* START *

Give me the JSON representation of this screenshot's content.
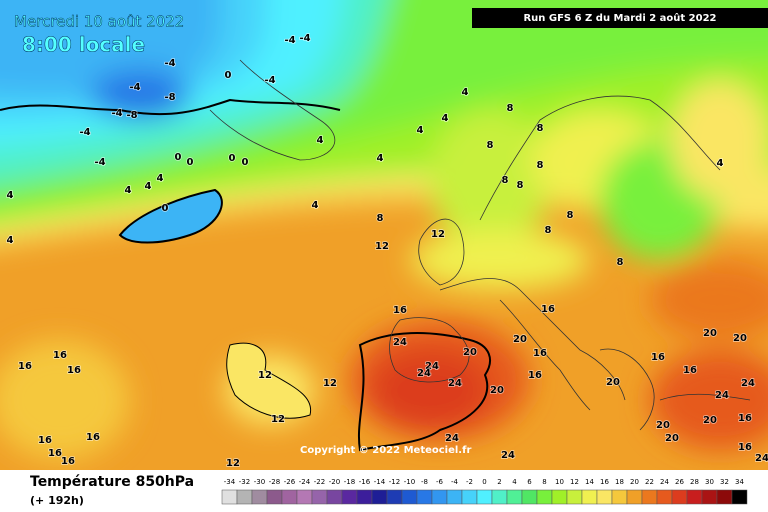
{
  "header": {
    "date": "Mercredi 10 août 2022",
    "time": "8:00 locale",
    "run": "Run GFS 6 Z du Mardi 2 août 2022"
  },
  "footer": {
    "copyright": "Copyright © 2022 Meteociel.fr",
    "field": "Température 850hPa",
    "lead": "(+ 192h)"
  },
  "scale": {
    "ticks": [
      -34,
      -32,
      -30,
      -28,
      -26,
      -24,
      -22,
      -20,
      -18,
      -16,
      -14,
      -12,
      -10,
      -8,
      -6,
      -4,
      -2,
      0,
      2,
      4,
      6,
      8,
      10,
      12,
      14,
      16,
      18,
      20,
      22,
      24,
      26,
      28,
      30,
      32,
      34
    ],
    "colors": [
      "#e0e0e0",
      "#b4b4b4",
      "#a08ca0",
      "#8c5a8c",
      "#a064a0",
      "#b478b4",
      "#9664aa",
      "#7846a0",
      "#5a28a0",
      "#3c1e9b",
      "#1e1e96",
      "#1e3cb4",
      "#1e5ad2",
      "#2878e6",
      "#3296f0",
      "#3cb4f5",
      "#46d2fa",
      "#50f0ff",
      "#50f0c8",
      "#50f096",
      "#50e664",
      "#78f03c",
      "#a0f028",
      "#c8f03c",
      "#f0f050",
      "#fae664",
      "#f5c83c",
      "#f0a028",
      "#eb781e",
      "#e65a1e",
      "#dc3c1e",
      "#c81e1e",
      "#aa1414",
      "#8c0a0a",
      "#000000"
    ]
  },
  "map": {
    "contour_labels": [
      "-4",
      "0",
      "-4",
      "-4",
      "-8",
      "-4",
      "-8",
      "-4",
      "-4",
      "0",
      "0",
      "0",
      "0",
      "4",
      "4",
      "4",
      "0",
      "4",
      "4",
      "-4",
      "-4",
      "4",
      "4",
      "4",
      "4",
      "4",
      "8",
      "8",
      "8",
      "8",
      "8",
      "8",
      "8",
      "8",
      "8",
      "4",
      "8",
      "4",
      "12",
      "12",
      "16",
      "16",
      "24",
      "24",
      "24",
      "24",
      "20",
      "20",
      "16",
      "16",
      "20",
      "20",
      "16",
      "20",
      "20",
      "16",
      "24",
      "24",
      "20",
      "16",
      "20",
      "20",
      "16",
      "24",
      "24",
      "24",
      "12",
      "12",
      "12",
      "16",
      "16",
      "16",
      "16",
      "16",
      "16",
      "16",
      "12"
    ]
  }
}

* END *

GIVEN EXERCISE :: Quote everything in the listing above exactly; pictures are the only thing to omit.

THE REPLY ::
Give me the JSON representation of this screenshot's content.
{
  "header": {
    "date": "Mercredi 10 août 2022",
    "time": "8:00 locale",
    "run": "Run GFS 6 Z du Mardi 2 août 2022"
  },
  "footer": {
    "copyright": "Copyright © 2022 Meteociel.fr",
    "field": "Température 850hPa",
    "lead": "(+ 192h)"
  },
  "scale": {
    "ticks": [
      -34,
      -32,
      -30,
      -28,
      -26,
      -24,
      -22,
      -20,
      -18,
      -16,
      -14,
      -12,
      -10,
      -8,
      -6,
      -4,
      -2,
      0,
      2,
      4,
      6,
      8,
      10,
      12,
      14,
      16,
      18,
      20,
      22,
      24,
      26,
      28,
      30,
      32,
      34
    ],
    "colors": [
      "#e0e0e0",
      "#b4b4b4",
      "#a08ca0",
      "#8c5a8c",
      "#a064a0",
      "#b478b4",
      "#9664aa",
      "#7846a0",
      "#5a28a0",
      "#3c1e9b",
      "#1e1e96",
      "#1e3cb4",
      "#1e5ad2",
      "#2878e6",
      "#3296f0",
      "#3cb4f5",
      "#46d2fa",
      "#50f0ff",
      "#50f0c8",
      "#50f096",
      "#50e664",
      "#78f03c",
      "#a0f028",
      "#c8f03c",
      "#f0f050",
      "#fae664",
      "#f5c83c",
      "#f0a028",
      "#eb781e",
      "#e65a1e",
      "#dc3c1e",
      "#c81e1e",
      "#aa1414",
      "#8c0a0a",
      "#000000"
    ]
  },
  "map": {
    "contour_labels": [
      "-4",
      "0",
      "-4",
      "-4",
      "-8",
      "-4",
      "-8",
      "-4",
      "-4",
      "0",
      "0",
      "0",
      "0",
      "4",
      "4",
      "4",
      "0",
      "4",
      "4",
      "-4",
      "-4",
      "4",
      "4",
      "4",
      "4",
      "4",
      "8",
      "8",
      "8",
      "8",
      "8",
      "8",
      "8",
      "8",
      "8",
      "4",
      "8",
      "4",
      "12",
      "12",
      "16",
      "16",
      "24",
      "24",
      "24",
      "24",
      "20",
      "20",
      "16",
      "16",
      "20",
      "20",
      "16",
      "20",
      "20",
      "16",
      "24",
      "24",
      "20",
      "16",
      "20",
      "20",
      "16",
      "24",
      "24",
      "24",
      "12",
      "12",
      "12",
      "16",
      "16",
      "16",
      "16",
      "16",
      "16",
      "16",
      "12"
    ]
  }
}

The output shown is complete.